# Data in this exercise:

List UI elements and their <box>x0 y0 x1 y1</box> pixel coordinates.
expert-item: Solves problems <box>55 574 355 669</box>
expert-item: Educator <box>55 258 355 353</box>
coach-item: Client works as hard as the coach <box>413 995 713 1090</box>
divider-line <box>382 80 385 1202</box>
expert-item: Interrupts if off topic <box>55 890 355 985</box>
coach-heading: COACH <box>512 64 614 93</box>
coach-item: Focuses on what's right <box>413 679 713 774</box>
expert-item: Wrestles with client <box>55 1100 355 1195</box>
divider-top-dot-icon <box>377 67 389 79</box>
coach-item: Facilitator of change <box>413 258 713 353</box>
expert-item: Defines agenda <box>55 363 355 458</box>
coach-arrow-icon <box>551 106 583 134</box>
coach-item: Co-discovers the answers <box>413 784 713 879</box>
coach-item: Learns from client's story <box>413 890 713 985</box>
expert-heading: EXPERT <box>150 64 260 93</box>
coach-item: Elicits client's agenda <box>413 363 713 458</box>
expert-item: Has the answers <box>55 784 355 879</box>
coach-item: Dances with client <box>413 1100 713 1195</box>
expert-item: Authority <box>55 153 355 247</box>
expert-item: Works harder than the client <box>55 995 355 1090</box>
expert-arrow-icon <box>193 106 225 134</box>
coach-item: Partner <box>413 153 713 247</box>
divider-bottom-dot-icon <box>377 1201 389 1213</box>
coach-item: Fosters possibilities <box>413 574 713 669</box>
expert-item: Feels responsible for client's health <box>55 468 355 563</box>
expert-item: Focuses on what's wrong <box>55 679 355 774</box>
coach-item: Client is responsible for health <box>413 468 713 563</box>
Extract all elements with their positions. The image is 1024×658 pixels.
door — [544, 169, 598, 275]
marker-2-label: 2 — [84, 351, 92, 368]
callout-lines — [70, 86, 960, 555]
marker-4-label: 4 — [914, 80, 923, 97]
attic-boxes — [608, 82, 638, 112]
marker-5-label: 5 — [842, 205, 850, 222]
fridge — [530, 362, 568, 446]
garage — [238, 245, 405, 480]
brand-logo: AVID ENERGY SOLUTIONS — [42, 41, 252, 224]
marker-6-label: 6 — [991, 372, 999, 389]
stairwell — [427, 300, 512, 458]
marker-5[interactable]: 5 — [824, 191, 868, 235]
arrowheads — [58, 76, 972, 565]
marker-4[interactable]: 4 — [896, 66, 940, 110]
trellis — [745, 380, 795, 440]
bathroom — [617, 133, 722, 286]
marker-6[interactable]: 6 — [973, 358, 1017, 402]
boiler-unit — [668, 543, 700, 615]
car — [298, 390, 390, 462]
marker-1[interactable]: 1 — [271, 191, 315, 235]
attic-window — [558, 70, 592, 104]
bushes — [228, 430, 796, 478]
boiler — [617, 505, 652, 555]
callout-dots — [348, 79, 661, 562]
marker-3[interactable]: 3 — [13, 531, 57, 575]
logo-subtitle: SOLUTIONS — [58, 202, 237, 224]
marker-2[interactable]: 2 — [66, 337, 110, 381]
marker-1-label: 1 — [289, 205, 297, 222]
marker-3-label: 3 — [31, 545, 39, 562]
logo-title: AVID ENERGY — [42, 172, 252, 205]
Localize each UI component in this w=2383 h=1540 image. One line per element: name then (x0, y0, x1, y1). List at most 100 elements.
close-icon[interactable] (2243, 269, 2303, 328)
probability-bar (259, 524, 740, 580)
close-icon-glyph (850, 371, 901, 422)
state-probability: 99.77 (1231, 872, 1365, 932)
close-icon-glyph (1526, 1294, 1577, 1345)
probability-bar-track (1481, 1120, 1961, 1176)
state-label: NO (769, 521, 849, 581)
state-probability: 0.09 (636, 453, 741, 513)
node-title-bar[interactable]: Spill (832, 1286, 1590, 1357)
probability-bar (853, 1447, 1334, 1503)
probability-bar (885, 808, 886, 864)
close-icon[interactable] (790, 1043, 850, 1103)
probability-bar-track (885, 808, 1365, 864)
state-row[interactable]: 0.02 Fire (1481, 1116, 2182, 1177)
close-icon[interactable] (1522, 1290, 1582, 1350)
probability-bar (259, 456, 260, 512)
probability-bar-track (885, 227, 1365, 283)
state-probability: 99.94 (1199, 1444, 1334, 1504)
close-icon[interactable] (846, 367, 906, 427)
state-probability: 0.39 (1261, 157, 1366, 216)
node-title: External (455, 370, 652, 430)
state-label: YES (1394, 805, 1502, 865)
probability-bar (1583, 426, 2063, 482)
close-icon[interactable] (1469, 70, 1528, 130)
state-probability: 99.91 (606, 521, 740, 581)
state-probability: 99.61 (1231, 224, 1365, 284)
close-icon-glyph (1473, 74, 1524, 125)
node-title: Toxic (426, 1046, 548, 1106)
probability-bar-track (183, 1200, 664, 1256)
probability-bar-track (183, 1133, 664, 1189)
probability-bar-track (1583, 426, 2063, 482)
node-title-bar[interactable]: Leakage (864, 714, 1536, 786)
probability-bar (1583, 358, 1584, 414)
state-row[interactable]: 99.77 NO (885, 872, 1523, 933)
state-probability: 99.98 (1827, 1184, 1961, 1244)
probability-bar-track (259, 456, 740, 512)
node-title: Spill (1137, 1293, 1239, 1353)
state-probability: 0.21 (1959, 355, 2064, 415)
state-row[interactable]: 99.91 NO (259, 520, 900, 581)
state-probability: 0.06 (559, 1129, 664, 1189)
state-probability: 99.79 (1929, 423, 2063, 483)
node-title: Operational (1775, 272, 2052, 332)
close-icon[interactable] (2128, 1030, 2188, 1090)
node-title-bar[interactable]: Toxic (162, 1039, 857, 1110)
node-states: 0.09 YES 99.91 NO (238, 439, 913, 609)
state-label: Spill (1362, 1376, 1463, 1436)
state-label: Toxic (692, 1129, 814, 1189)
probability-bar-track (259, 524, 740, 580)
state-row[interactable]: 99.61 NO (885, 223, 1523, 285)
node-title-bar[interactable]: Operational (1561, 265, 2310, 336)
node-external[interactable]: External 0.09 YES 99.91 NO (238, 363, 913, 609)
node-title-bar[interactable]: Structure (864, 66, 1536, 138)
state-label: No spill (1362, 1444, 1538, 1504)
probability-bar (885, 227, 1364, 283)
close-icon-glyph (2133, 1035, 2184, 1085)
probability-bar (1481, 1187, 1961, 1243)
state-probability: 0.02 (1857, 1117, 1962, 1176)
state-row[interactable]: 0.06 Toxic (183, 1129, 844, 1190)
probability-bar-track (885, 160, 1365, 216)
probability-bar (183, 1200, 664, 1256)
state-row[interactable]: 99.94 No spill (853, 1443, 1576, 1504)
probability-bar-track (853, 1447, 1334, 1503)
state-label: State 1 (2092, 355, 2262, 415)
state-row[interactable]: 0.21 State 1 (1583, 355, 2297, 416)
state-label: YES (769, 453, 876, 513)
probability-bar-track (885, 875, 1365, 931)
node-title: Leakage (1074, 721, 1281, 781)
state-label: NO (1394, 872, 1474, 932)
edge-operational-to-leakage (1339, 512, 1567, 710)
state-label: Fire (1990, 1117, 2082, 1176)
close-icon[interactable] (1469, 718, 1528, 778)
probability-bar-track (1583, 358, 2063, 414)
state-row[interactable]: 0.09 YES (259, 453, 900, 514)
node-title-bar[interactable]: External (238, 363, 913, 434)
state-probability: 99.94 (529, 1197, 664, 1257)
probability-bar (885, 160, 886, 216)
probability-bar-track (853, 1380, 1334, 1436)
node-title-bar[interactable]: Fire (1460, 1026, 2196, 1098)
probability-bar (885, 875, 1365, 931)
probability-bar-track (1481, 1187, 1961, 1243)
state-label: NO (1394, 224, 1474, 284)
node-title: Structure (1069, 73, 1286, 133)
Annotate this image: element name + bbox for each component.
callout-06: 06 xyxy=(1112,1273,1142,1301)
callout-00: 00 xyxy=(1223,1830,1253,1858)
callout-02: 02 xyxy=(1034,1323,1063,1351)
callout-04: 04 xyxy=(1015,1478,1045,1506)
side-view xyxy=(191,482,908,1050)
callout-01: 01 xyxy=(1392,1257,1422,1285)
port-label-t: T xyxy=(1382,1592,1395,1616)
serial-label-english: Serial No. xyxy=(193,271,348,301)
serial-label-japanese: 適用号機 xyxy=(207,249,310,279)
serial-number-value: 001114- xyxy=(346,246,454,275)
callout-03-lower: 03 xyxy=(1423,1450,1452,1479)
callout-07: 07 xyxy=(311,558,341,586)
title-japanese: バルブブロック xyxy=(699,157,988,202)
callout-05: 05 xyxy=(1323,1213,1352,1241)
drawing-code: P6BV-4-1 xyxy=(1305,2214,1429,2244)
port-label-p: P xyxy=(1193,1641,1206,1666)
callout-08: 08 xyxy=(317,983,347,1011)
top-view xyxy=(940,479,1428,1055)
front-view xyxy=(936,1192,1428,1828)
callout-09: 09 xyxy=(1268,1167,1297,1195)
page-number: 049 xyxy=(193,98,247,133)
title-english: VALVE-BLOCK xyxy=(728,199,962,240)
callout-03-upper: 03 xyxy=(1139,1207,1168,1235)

# Exercise brief:
Render the lines from the first one through the line containing "coach-heading: COACH <box>512 64 614 93</box>" as a Markdown table with the columns No. and Entry. Number each row, and leave out any blank lines.

# Task response:
| No. | Entry |
|---|---|
| 1 | List UI elements and their <box>x0 y0 x1 y1</box> pixel coordinates. |
| 2 | expert-item: Solves problems <box>55 574 355 669</box> |
| 3 | expert-item: Educator <box>55 258 355 353</box> |
| 4 | coach-item: Client works as hard as the coach <box>413 995 713 1090</box> |
| 5 | divider-line <box>382 80 385 1202</box> |
| 6 | expert-item: Interrupts if off topic <box>55 890 355 985</box> |
| 7 | coach-heading: COACH <box>512 64 614 93</box> |